To do:
Leave out the pictures and repeat everything else in the records exactly.

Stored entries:
___
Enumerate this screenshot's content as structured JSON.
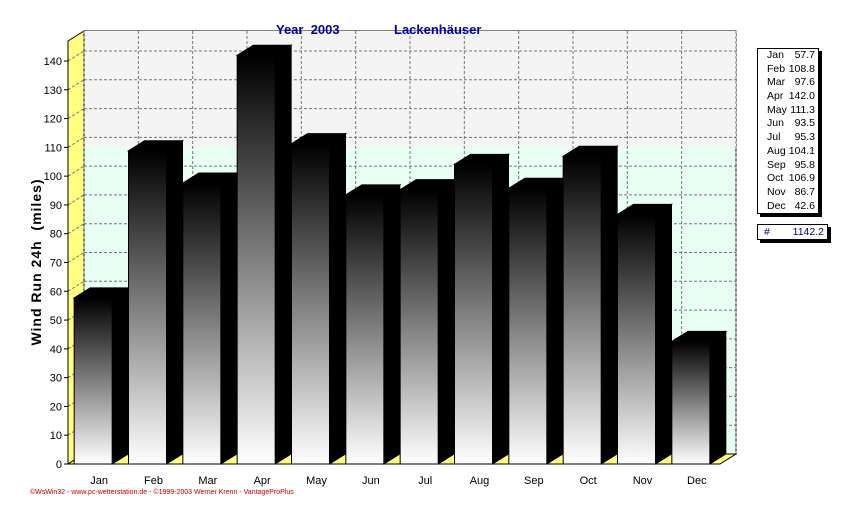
{
  "chart_data": {
    "type": "bar",
    "title_year": "Year  2003",
    "title_location": "Lackenhäuser",
    "ylabel": "Wind Run 24h  (miles)",
    "categories": [
      "Jan",
      "Feb",
      "Mar",
      "Apr",
      "May",
      "Jun",
      "Jul",
      "Aug",
      "Sep",
      "Oct",
      "Nov",
      "Dec"
    ],
    "values": [
      57.7,
      108.8,
      97.6,
      142.0,
      111.3,
      93.5,
      95.3,
      104.1,
      95.8,
      106.9,
      86.7,
      42.6
    ],
    "ylim": [
      0,
      140
    ],
    "yticks": [
      0,
      10,
      20,
      30,
      40,
      50,
      60,
      70,
      80,
      90,
      100,
      110,
      120,
      130,
      140
    ],
    "grid": true,
    "legend": {
      "placement": "right",
      "rows": [
        {
          "month": "Jan",
          "value": "57.7"
        },
        {
          "month": "Feb",
          "value": "108.8"
        },
        {
          "month": "Mar",
          "value": "97.6"
        },
        {
          "month": "Apr",
          "value": "142.0"
        },
        {
          "month": "May",
          "value": "111.3"
        },
        {
          "month": "Jun",
          "value": "93.5"
        },
        {
          "month": "Jul",
          "value": "95.3"
        },
        {
          "month": "Aug",
          "value": "104.1"
        },
        {
          "month": "Sep",
          "value": "95.8"
        },
        {
          "month": "Oct",
          "value": "106.9"
        },
        {
          "month": "Nov",
          "value": "86.7"
        },
        {
          "month": "Dec",
          "value": "42.6"
        }
      ],
      "total_symbol": "#",
      "total_value": "1142.2"
    },
    "footer": "©WsWin32 - www.pc-wetterstation.de - ©1999-2003 Werner Krenn - VantageProPlus",
    "colors": {
      "title": "#0000aa",
      "footer": "#cc0000",
      "wall": "#f4f4f4",
      "wall_lower": "#e8fff4",
      "floor": "#ffff80",
      "bar_dark": "#000000",
      "bar_light": "#ffffff"
    }
  }
}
___
Answer to the task:
Enumerate this screenshot's content as structured JSON.
{
  "chart_data": {
    "type": "bar",
    "title_year": "Year  2003",
    "title_location": "Lackenhäuser",
    "ylabel": "Wind Run 24h  (miles)",
    "categories": [
      "Jan",
      "Feb",
      "Mar",
      "Apr",
      "May",
      "Jun",
      "Jul",
      "Aug",
      "Sep",
      "Oct",
      "Nov",
      "Dec"
    ],
    "values": [
      57.7,
      108.8,
      97.6,
      142.0,
      111.3,
      93.5,
      95.3,
      104.1,
      95.8,
      106.9,
      86.7,
      42.6
    ],
    "ylim": [
      0,
      140
    ],
    "yticks": [
      0,
      10,
      20,
      30,
      40,
      50,
      60,
      70,
      80,
      90,
      100,
      110,
      120,
      130,
      140
    ],
    "grid": true,
    "legend": {
      "placement": "right",
      "rows": [
        {
          "month": "Jan",
          "value": "57.7"
        },
        {
          "month": "Feb",
          "value": "108.8"
        },
        {
          "month": "Mar",
          "value": "97.6"
        },
        {
          "month": "Apr",
          "value": "142.0"
        },
        {
          "month": "May",
          "value": "111.3"
        },
        {
          "month": "Jun",
          "value": "93.5"
        },
        {
          "month": "Jul",
          "value": "95.3"
        },
        {
          "month": "Aug",
          "value": "104.1"
        },
        {
          "month": "Sep",
          "value": "95.8"
        },
        {
          "month": "Oct",
          "value": "106.9"
        },
        {
          "month": "Nov",
          "value": "86.7"
        },
        {
          "month": "Dec",
          "value": "42.6"
        }
      ],
      "total_symbol": "#",
      "total_value": "1142.2"
    },
    "footer": "©WsWin32 - www.pc-wetterstation.de - ©1999-2003 Werner Krenn - VantageProPlus",
    "colors": {
      "title": "#0000aa",
      "footer": "#cc0000",
      "wall": "#f4f4f4",
      "wall_lower": "#e8fff4",
      "floor": "#ffff80",
      "bar_dark": "#000000",
      "bar_light": "#ffffff"
    }
  }
}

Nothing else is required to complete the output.